> [Request] Copy the data precisely, character for character, and leave out every picture.

╔══

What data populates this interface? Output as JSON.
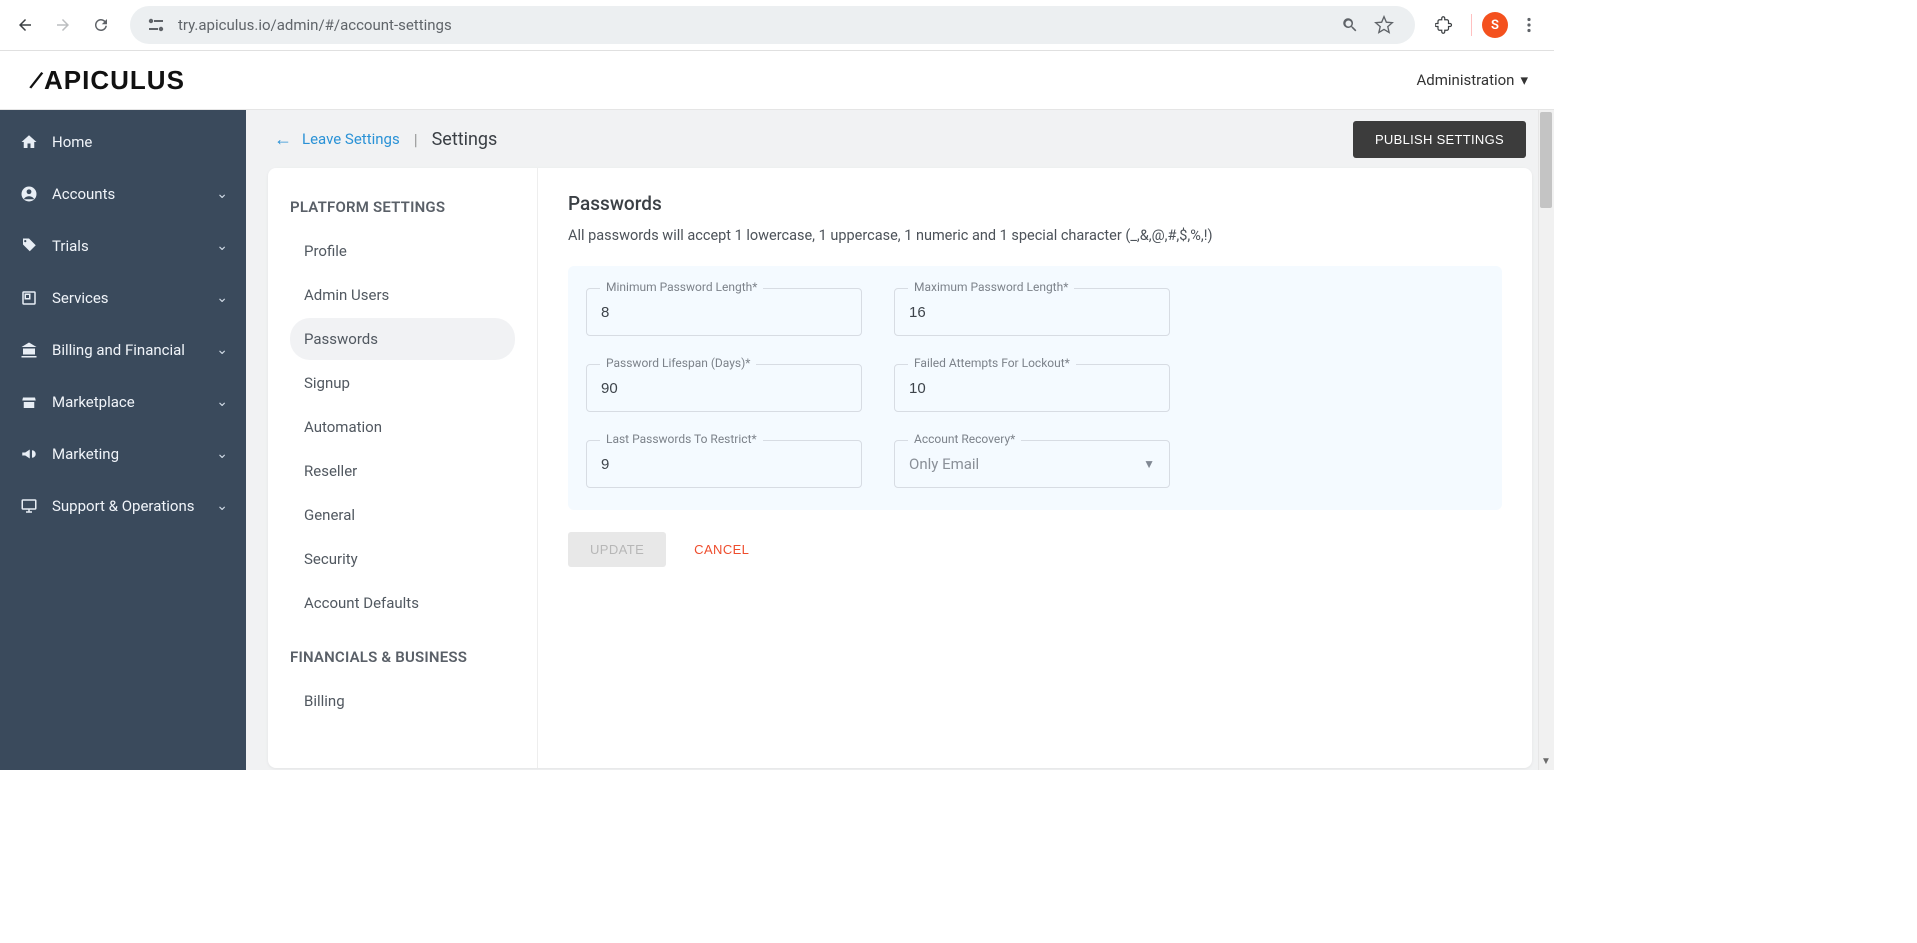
{
  "browser": {
    "url": "try.apiculus.io/admin/#/account-settings",
    "profile_initial": "S"
  },
  "header": {
    "logo_text": "APICULUS",
    "admin_label": "Administration"
  },
  "sidebar": {
    "items": [
      {
        "label": "Home",
        "icon": "home",
        "expandable": false
      },
      {
        "label": "Accounts",
        "icon": "user",
        "expandable": true
      },
      {
        "label": "Trials",
        "icon": "tag",
        "expandable": true
      },
      {
        "label": "Services",
        "icon": "layers",
        "expandable": true
      },
      {
        "label": "Billing and Financial",
        "icon": "bank",
        "expandable": true
      },
      {
        "label": "Marketplace",
        "icon": "store",
        "expandable": true
      },
      {
        "label": "Marketing",
        "icon": "megaphone",
        "expandable": true
      },
      {
        "label": "Support & Operations",
        "icon": "monitor",
        "expandable": true
      }
    ]
  },
  "top_actions": {
    "leave_label": "Leave Settings",
    "title": "Settings",
    "publish_label": "PUBLISH SETTINGS"
  },
  "settings_nav": {
    "section1_title": "PLATFORM SETTINGS",
    "section1": [
      "Profile",
      "Admin Users",
      "Passwords",
      "Signup",
      "Automation",
      "Reseller",
      "General",
      "Security",
      "Account Defaults"
    ],
    "section2_title": "FINANCIALS & BUSINESS",
    "section2": [
      "Billing"
    ],
    "active": "Passwords"
  },
  "panel": {
    "title": "Passwords",
    "hint": "All passwords will accept 1 lowercase, 1 uppercase, 1 numeric and 1 special character (_,&,@,#,$,%,!)",
    "fields": {
      "min_len": {
        "label": "Minimum Password Length*",
        "value": "8"
      },
      "max_len": {
        "label": "Maximum Password Length*",
        "value": "16"
      },
      "lifespan": {
        "label": "Password Lifespan (Days)*",
        "value": "90"
      },
      "lockout": {
        "label": "Failed Attempts For Lockout*",
        "value": "10"
      },
      "restrict": {
        "label": "Last Passwords To Restrict*",
        "value": "9"
      },
      "recovery": {
        "label": "Account Recovery*",
        "value": "Only Email"
      }
    },
    "update_label": "UPDATE",
    "cancel_label": "CANCEL"
  }
}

╚══

> [Task output]
What data populates this interface? Output as JSON.
{
  "browser": {
    "url": "try.apiculus.io/admin/#/account-settings",
    "profile_initial": "S"
  },
  "header": {
    "logo_text": "APICULUS",
    "admin_label": "Administration"
  },
  "sidebar": {
    "items": [
      {
        "label": "Home",
        "icon": "home",
        "expandable": false
      },
      {
        "label": "Accounts",
        "icon": "user",
        "expandable": true
      },
      {
        "label": "Trials",
        "icon": "tag",
        "expandable": true
      },
      {
        "label": "Services",
        "icon": "layers",
        "expandable": true
      },
      {
        "label": "Billing and Financial",
        "icon": "bank",
        "expandable": true
      },
      {
        "label": "Marketplace",
        "icon": "store",
        "expandable": true
      },
      {
        "label": "Marketing",
        "icon": "megaphone",
        "expandable": true
      },
      {
        "label": "Support & Operations",
        "icon": "monitor",
        "expandable": true
      }
    ]
  },
  "top_actions": {
    "leave_label": "Leave Settings",
    "title": "Settings",
    "publish_label": "PUBLISH SETTINGS"
  },
  "settings_nav": {
    "section1_title": "PLATFORM SETTINGS",
    "section1": [
      "Profile",
      "Admin Users",
      "Passwords",
      "Signup",
      "Automation",
      "Reseller",
      "General",
      "Security",
      "Account Defaults"
    ],
    "section2_title": "FINANCIALS & BUSINESS",
    "section2": [
      "Billing"
    ],
    "active": "Passwords"
  },
  "panel": {
    "title": "Passwords",
    "hint": "All passwords will accept 1 lowercase, 1 uppercase, 1 numeric and 1 special character (_,&,@,#,$,%,!)",
    "fields": {
      "min_len": {
        "label": "Minimum Password Length*",
        "value": "8"
      },
      "max_len": {
        "label": "Maximum Password Length*",
        "value": "16"
      },
      "lifespan": {
        "label": "Password Lifespan (Days)*",
        "value": "90"
      },
      "lockout": {
        "label": "Failed Attempts For Lockout*",
        "value": "10"
      },
      "restrict": {
        "label": "Last Passwords To Restrict*",
        "value": "9"
      },
      "recovery": {
        "label": "Account Recovery*",
        "value": "Only Email"
      }
    },
    "update_label": "UPDATE",
    "cancel_label": "CANCEL"
  }
}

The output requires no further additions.